> [Short problem]: Please print the full listing exactly.

(Items listed in a dataset)
>> Start
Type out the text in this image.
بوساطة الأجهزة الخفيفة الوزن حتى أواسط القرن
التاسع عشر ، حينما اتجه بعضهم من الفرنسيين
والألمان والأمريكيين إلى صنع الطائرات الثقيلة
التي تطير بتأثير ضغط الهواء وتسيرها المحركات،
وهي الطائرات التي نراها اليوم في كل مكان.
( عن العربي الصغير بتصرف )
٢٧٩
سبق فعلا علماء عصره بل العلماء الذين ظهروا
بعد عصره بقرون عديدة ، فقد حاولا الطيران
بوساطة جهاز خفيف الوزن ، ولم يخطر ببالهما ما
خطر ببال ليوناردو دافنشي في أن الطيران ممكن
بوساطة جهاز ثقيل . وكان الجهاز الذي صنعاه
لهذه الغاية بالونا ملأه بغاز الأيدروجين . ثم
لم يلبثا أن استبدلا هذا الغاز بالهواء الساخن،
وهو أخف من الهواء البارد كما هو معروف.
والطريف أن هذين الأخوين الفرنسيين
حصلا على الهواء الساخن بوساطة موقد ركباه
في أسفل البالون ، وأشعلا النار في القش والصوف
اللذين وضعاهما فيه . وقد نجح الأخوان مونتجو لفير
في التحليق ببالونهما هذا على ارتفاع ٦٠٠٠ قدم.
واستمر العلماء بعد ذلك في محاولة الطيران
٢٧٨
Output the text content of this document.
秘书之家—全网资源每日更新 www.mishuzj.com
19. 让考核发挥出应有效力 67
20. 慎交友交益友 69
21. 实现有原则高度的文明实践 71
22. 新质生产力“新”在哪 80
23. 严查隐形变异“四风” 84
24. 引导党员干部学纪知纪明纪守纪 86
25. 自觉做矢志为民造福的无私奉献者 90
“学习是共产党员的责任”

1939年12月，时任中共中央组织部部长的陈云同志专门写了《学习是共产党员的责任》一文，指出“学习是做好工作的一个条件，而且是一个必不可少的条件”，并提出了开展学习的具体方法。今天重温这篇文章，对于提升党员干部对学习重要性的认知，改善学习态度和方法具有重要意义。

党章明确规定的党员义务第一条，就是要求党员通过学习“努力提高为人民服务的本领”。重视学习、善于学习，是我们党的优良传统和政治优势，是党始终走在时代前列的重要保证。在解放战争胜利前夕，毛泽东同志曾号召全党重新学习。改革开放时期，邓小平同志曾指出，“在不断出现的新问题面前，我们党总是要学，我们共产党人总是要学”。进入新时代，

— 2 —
>> End
> [Output]:
Type out the text in this image.
بوساطة الأجهزة الخفيفة الوزن حتى أواسط القرن
التاسع عشر ، حينما اتجه بعضهم من الفرنسيين
والألمان والأمريكيين إلى صنع الطائرات الثقيلة
التي تطير بتأثير ضغط الهواء وتسيرها المحركات،
وهي الطائرات التي نراها اليوم في كل مكان.
( عن العربي الصغير بتصرف )
٢٧٩
سبق فعلا علماء عصره بل العلماء الذين ظهروا
بعد عصره بقرون عديدة ، فقد حاولا الطيران
بوساطة جهاز خفيف الوزن ، ولم يخطر ببالهما ما
خطر ببال ليوناردو دافنشي في أن الطيران ممكن
بوساطة جهاز ثقيل . وكان الجهاز الذي صنعاه
لهذه الغاية بالونا ملأه بغاز الأيدروجين . ثم
لم يلبثا أن استبدلا هذا الغاز بالهواء الساخن،
وهو أخف من الهواء البارد كما هو معروف.
والطريف أن هذين الأخوين الفرنسيين
حصلا على الهواء الساخن بوساطة موقد ركباه
في أسفل البالون ، وأشعلا النار في القش والصوف
اللذين وضعاهما فيه . وقد نجح الأخوان مونتجو لفير
في التحليق ببالونهما هذا على ارتفاع ٦٠٠٠ قدم.
واستمر العلماء بعد ذلك في محاولة الطيران
٢٧٨
Output the text content of this document.
秘书之家—全网资源每日更新 www.mishuzj.com
19. 让考核发挥出应有效力 67
20. 慎交友交益友 69
21. 实现有原则高度的文明实践 71
22. 新质生产力“新”在哪 80
23. 严查隐形变异“四风” 84
24. 引导党员干部学纪知纪明纪守纪 86
25. 自觉做矢志为民造福的无私奉献者 90
“学习是共产党员的责任”

1939年12月，时任中共中央组织部部长的陈云同志专门写了《学习是共产党员的责任》一文，指出“学习是做好工作的一个条件，而且是一个必不可少的条件”，并提出了开展学习的具体方法。今天重温这篇文章，对于提升党员干部对学习重要性的认知，改善学习态度和方法具有重要意义。

党章明确规定的党员义务第一条，就是要求党员通过学习“努力提高为人民服务的本领”。重视学习、善于学习，是我们党的优良传统和政治优势，是党始终走在时代前列的重要保证。在解放战争胜利前夕，毛泽东同志曾号召全党重新学习。改革开放时期，邓小平同志曾指出，“在不断出现的新问题面前，我们党总是要学，我们共产党人总是要学”。进入新时代，

— 2 —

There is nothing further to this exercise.